Raw records ::
● ● ● ●
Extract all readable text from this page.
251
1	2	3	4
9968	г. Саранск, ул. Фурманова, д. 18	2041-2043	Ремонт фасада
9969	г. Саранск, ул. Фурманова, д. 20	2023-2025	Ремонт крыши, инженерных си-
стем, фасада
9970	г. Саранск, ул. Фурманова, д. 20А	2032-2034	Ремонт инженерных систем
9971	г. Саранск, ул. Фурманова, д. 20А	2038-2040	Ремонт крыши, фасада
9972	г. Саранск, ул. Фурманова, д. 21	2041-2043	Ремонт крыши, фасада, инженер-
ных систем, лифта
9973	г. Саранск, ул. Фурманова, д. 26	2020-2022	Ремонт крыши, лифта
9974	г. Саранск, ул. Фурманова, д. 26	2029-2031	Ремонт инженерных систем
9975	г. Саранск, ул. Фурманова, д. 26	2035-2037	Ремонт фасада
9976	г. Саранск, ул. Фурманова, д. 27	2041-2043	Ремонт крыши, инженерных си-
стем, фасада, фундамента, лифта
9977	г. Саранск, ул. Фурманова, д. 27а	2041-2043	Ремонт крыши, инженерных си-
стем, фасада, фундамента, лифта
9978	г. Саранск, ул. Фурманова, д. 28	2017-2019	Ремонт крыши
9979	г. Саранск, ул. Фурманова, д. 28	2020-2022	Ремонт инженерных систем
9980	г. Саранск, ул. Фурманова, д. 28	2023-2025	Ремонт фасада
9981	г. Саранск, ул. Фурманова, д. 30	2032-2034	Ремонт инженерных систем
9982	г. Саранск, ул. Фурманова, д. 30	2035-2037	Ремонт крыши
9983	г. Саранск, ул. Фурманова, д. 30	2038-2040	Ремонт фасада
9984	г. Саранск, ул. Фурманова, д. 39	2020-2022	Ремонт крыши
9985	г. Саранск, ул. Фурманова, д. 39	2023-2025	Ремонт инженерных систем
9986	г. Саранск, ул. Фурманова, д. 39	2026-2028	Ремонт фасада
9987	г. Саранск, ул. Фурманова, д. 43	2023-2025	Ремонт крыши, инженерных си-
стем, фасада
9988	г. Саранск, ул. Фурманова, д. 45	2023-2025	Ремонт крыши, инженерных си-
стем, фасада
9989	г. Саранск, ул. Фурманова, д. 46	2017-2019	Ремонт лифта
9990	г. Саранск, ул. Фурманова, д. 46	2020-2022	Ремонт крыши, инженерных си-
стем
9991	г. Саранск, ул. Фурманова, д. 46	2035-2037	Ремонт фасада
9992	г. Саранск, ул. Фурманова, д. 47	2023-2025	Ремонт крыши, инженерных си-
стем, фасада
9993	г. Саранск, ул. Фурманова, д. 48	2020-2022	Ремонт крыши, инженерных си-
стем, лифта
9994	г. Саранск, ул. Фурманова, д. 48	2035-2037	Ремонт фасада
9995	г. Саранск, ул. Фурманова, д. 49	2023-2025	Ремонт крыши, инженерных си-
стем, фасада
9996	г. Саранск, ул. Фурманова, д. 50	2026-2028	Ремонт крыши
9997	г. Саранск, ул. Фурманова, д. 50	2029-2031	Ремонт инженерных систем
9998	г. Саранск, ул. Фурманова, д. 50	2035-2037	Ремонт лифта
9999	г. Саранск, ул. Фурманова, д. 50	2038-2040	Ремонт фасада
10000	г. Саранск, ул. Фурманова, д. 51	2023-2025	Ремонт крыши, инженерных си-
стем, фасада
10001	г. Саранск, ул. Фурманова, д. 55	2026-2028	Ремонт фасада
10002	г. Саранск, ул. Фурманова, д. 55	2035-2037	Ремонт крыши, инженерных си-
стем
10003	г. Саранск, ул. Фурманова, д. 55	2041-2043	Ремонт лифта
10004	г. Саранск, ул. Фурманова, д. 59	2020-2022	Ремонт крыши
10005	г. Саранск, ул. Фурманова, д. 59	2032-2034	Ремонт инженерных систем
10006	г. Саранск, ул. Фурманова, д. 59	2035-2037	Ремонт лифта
● ● ● ●
PROBLEM REQUIREMENTS ::
Please quote the records above exactly, without skipping a line.

RESULT FOR THIS TASK ::
Extract all readable text from this page.
251
1	2	3	4
9968	г. Саранск, ул. Фурманова, д. 18	2041-2043	Ремонт фасада
9969	г. Саранск, ул. Фурманова, д. 20	2023-2025	Ремонт крыши, инженерных си-
стем, фасада
9970	г. Саранск, ул. Фурманова, д. 20А	2032-2034	Ремонт инженерных систем
9971	г. Саранск, ул. Фурманова, д. 20А	2038-2040	Ремонт крыши, фасада
9972	г. Саранск, ул. Фурманова, д. 21	2041-2043	Ремонт крыши, фасада, инженер-
ных систем, лифта
9973	г. Саранск, ул. Фурманова, д. 26	2020-2022	Ремонт крыши, лифта
9974	г. Саранск, ул. Фурманова, д. 26	2029-2031	Ремонт инженерных систем
9975	г. Саранск, ул. Фурманова, д. 26	2035-2037	Ремонт фасада
9976	г. Саранск, ул. Фурманова, д. 27	2041-2043	Ремонт крыши, инженерных си-
стем, фасада, фундамента, лифта
9977	г. Саранск, ул. Фурманова, д. 27а	2041-2043	Ремонт крыши, инженерных си-
стем, фасада, фундамента, лифта
9978	г. Саранск, ул. Фурманова, д. 28	2017-2019	Ремонт крыши
9979	г. Саранск, ул. Фурманова, д. 28	2020-2022	Ремонт инженерных систем
9980	г. Саранск, ул. Фурманова, д. 28	2023-2025	Ремонт фасада
9981	г. Саранск, ул. Фурманова, д. 30	2032-2034	Ремонт инженерных систем
9982	г. Саранск, ул. Фурманова, д. 30	2035-2037	Ремонт крыши
9983	г. Саранск, ул. Фурманова, д. 30	2038-2040	Ремонт фасада
9984	г. Саранск, ул. Фурманова, д. 39	2020-2022	Ремонт крыши
9985	г. Саранск, ул. Фурманова, д. 39	2023-2025	Ремонт инженерных систем
9986	г. Саранск, ул. Фурманова, д. 39	2026-2028	Ремонт фасада
9987	г. Саранск, ул. Фурманова, д. 43	2023-2025	Ремонт крыши, инженерных си-
стем, фасада
9988	г. Саранск, ул. Фурманова, д. 45	2023-2025	Ремонт крыши, инженерных си-
стем, фасада
9989	г. Саранск, ул. Фурманова, д. 46	2017-2019	Ремонт лифта
9990	г. Саранск, ул. Фурманова, д. 46	2020-2022	Ремонт крыши, инженерных си-
стем
9991	г. Саранск, ул. Фурманова, д. 46	2035-2037	Ремонт фасада
9992	г. Саранск, ул. Фурманова, д. 47	2023-2025	Ремонт крыши, инженерных си-
стем, фасада
9993	г. Саранск, ул. Фурманова, д. 48	2020-2022	Ремонт крыши, инженерных си-
стем, лифта
9994	г. Саранск, ул. Фурманова, д. 48	2035-2037	Ремонт фасада
9995	г. Саранск, ул. Фурманова, д. 49	2023-2025	Ремонт крыши, инженерных си-
стем, фасада
9996	г. Саранск, ул. Фурманова, д. 50	2026-2028	Ремонт крыши
9997	г. Саранск, ул. Фурманова, д. 50	2029-2031	Ремонт инженерных систем
9998	г. Саранск, ул. Фурманова, д. 50	2035-2037	Ремонт лифта
9999	г. Саранск, ул. Фурманова, д. 50	2038-2040	Ремонт фасада
10000	г. Саранск, ул. Фурманова, д. 51	2023-2025	Ремонт крыши, инженерных си-
стем, фасада
10001	г. Саранск, ул. Фурманова, д. 55	2026-2028	Ремонт фасада
10002	г. Саранск, ул. Фурманова, д. 55	2035-2037	Ремонт крыши, инженерных си-
стем
10003	г. Саранск, ул. Фурманова, д. 55	2041-2043	Ремонт лифта
10004	г. Саранск, ул. Фурманова, д. 59	2020-2022	Ремонт крыши
10005	г. Саранск, ул. Фурманова, д. 59	2032-2034	Ремонт инженерных систем
10006	г. Саранск, ул. Фурманова, д. 59	2035-2037	Ремонт лифта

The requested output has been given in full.